(Records for the exercise):

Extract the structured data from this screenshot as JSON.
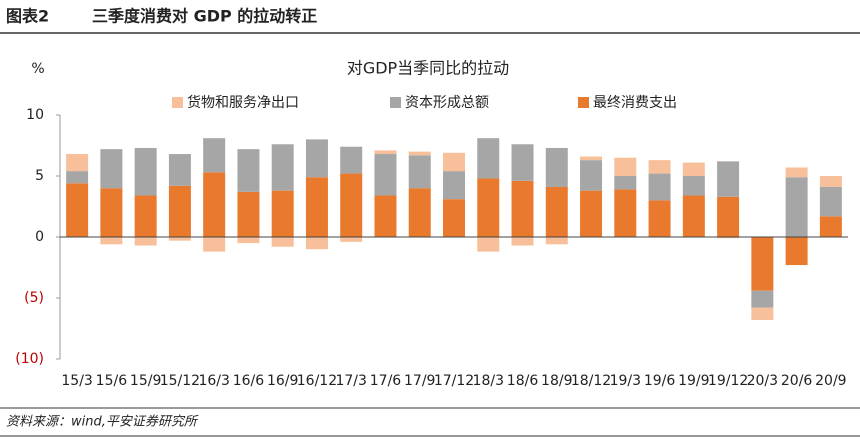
{
  "header": {
    "label": "图表2",
    "title": "三季度消费对 GDP 的拉动转正"
  },
  "footer": "资料来源：wind,平安证券研究所",
  "chart_data": {
    "type": "stacked-bar",
    "title": "对GDP当季同比的拉动",
    "y_label": "%",
    "categories": [
      "15/3",
      "15/6",
      "15/9",
      "15/12",
      "16/3",
      "16/6",
      "16/9",
      "16/12",
      "17/3",
      "17/6",
      "17/9",
      "17/12",
      "18/3",
      "18/6",
      "18/9",
      "18/12",
      "19/3",
      "19/6",
      "19/9",
      "19/12",
      "20/3",
      "20/6",
      "20/9"
    ],
    "series": [
      {
        "name": "货物和服务净出口",
        "color": "#f8c09a",
        "values": [
          1.4,
          -0.6,
          -0.7,
          -0.3,
          -1.2,
          -0.5,
          -0.8,
          -1.0,
          -0.4,
          0.3,
          0.3,
          1.5,
          -1.2,
          -0.7,
          -0.6,
          0.3,
          1.5,
          1.1,
          1.1,
          -0.1,
          -1.0,
          0.8,
          0.9
        ]
      },
      {
        "name": "资本形成总额",
        "color": "#a6a6a6",
        "values": [
          1.0,
          3.2,
          3.9,
          2.6,
          2.8,
          3.5,
          3.8,
          3.1,
          2.2,
          3.4,
          2.7,
          2.3,
          3.3,
          3.0,
          3.2,
          2.5,
          1.1,
          2.2,
          1.6,
          2.9,
          -1.4,
          4.9,
          2.4
        ]
      },
      {
        "name": "最终消费支出",
        "color": "#e97a2d",
        "values": [
          4.4,
          4.0,
          3.4,
          4.2,
          5.3,
          3.7,
          3.8,
          4.9,
          5.2,
          3.4,
          4.0,
          3.1,
          4.8,
          4.6,
          4.1,
          3.8,
          3.9,
          3.0,
          3.4,
          3.3,
          -4.4,
          -2.3,
          1.7
        ]
      }
    ],
    "ylim": [
      -10,
      10
    ],
    "yticks": [
      {
        "value": -10,
        "label": "(10)"
      },
      {
        "value": -5,
        "label": "(5)"
      },
      0,
      5,
      10
    ]
  }
}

(Task prompt):
Show the lines of the records that contain the word "title".

(Answer below):
    "title": "三季度消费对 GDP 的拉动转正"
    "title": "对GDP当季同比的拉动",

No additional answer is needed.